**Records supplied**
>>>
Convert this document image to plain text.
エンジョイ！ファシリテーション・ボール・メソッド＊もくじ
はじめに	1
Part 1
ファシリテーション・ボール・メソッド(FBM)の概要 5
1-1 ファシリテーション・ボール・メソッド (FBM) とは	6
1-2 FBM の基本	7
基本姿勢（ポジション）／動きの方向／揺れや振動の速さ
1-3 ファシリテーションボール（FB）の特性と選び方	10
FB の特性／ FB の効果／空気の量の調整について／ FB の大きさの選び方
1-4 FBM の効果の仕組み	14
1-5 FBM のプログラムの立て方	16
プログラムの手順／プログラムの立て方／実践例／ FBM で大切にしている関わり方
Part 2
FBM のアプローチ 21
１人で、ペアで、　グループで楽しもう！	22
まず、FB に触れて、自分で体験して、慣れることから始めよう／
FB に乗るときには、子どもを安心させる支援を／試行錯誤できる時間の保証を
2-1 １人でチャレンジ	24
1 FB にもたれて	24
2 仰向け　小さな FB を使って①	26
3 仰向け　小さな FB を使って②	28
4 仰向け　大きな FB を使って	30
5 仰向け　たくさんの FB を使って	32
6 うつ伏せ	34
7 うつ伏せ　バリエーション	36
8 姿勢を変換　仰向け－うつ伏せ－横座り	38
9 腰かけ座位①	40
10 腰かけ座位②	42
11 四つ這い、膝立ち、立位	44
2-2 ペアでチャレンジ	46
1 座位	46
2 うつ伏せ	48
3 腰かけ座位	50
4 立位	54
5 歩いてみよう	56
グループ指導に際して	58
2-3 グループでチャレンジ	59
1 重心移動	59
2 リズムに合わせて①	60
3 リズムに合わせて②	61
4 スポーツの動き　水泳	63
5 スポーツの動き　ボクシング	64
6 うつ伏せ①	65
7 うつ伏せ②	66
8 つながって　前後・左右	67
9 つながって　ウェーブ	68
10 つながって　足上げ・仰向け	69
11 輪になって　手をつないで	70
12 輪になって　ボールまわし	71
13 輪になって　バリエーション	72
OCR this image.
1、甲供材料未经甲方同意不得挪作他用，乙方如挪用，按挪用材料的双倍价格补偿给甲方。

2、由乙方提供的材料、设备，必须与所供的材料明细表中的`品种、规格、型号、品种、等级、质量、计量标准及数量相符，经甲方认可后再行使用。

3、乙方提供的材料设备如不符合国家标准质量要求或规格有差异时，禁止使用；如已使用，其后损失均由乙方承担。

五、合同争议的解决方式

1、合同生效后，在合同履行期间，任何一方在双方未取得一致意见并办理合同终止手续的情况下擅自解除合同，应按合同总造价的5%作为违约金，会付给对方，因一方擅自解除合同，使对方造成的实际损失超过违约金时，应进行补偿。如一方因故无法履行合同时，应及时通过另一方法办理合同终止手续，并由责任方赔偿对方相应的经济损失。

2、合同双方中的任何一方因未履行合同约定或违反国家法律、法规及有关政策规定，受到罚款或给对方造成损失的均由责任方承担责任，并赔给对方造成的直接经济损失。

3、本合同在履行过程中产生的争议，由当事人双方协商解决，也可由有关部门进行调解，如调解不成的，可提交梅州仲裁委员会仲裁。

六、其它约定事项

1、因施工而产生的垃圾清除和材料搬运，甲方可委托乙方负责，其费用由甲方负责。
<<<
**Given instruction**
Return the listing above word for word.

**Output for this task**
Convert this document image to plain text.
エンジョイ！ファシリテーション・ボール・メソッド＊もくじ
はじめに	1
Part 1
ファシリテーション・ボール・メソッド(FBM)の概要 5
1-1 ファシリテーション・ボール・メソッド (FBM) とは	6
1-2 FBM の基本	7
基本姿勢（ポジション）／動きの方向／揺れや振動の速さ
1-3 ファシリテーションボール（FB）の特性と選び方	10
FB の特性／ FB の効果／空気の量の調整について／ FB の大きさの選び方
1-4 FBM の効果の仕組み	14
1-5 FBM のプログラムの立て方	16
プログラムの手順／プログラムの立て方／実践例／ FBM で大切にしている関わり方
Part 2
FBM のアプローチ 21
１人で、ペアで、　グループで楽しもう！	22
まず、FB に触れて、自分で体験して、慣れることから始めよう／
FB に乗るときには、子どもを安心させる支援を／試行錯誤できる時間の保証を
2-1 １人でチャレンジ	24
1 FB にもたれて	24
2 仰向け　小さな FB を使って①	26
3 仰向け　小さな FB を使って②	28
4 仰向け　大きな FB を使って	30
5 仰向け　たくさんの FB を使って	32
6 うつ伏せ	34
7 うつ伏せ　バリエーション	36
8 姿勢を変換　仰向け－うつ伏せ－横座り	38
9 腰かけ座位①	40
10 腰かけ座位②	42
11 四つ這い、膝立ち、立位	44
2-2 ペアでチャレンジ	46
1 座位	46
2 うつ伏せ	48
3 腰かけ座位	50
4 立位	54
5 歩いてみよう	56
グループ指導に際して	58
2-3 グループでチャレンジ	59
1 重心移動	59
2 リズムに合わせて①	60
3 リズムに合わせて②	61
4 スポーツの動き　水泳	63
5 スポーツの動き　ボクシング	64
6 うつ伏せ①	65
7 うつ伏せ②	66
8 つながって　前後・左右	67
9 つながって　ウェーブ	68
10 つながって　足上げ・仰向け	69
11 輪になって　手をつないで	70
12 輪になって　ボールまわし	71
13 輪になって　バリエーション	72
OCR this image.
1、甲供材料未经甲方同意不得挪作他用，乙方如挪用，按挪用材料的双倍价格补偿给甲方。

2、由乙方提供的材料、设备，必须与所供的材料明细表中的`品种、规格、型号、品种、等级、质量、计量标准及数量相符，经甲方认可后再行使用。

3、乙方提供的材料设备如不符合国家标准质量要求或规格有差异时，禁止使用；如已使用，其后损失均由乙方承担。

五、合同争议的解决方式

1、合同生效后，在合同履行期间，任何一方在双方未取得一致意见并办理合同终止手续的情况下擅自解除合同，应按合同总造价的5%作为违约金，会付给对方，因一方擅自解除合同，使对方造成的实际损失超过违约金时，应进行补偿。如一方因故无法履行合同时，应及时通过另一方法办理合同终止手续，并由责任方赔偿对方相应的经济损失。

2、合同双方中的任何一方因未履行合同约定或违反国家法律、法规及有关政策规定，受到罚款或给对方造成损失的均由责任方承担责任，并赔给对方造成的直接经济损失。

3、本合同在履行过程中产生的争议，由当事人双方协商解决，也可由有关部门进行调解，如调解不成的，可提交梅州仲裁委员会仲裁。

六、其它约定事项

1、因施工而产生的垃圾清除和材料搬运，甲方可委托乙方负责，其费用由甲方负责。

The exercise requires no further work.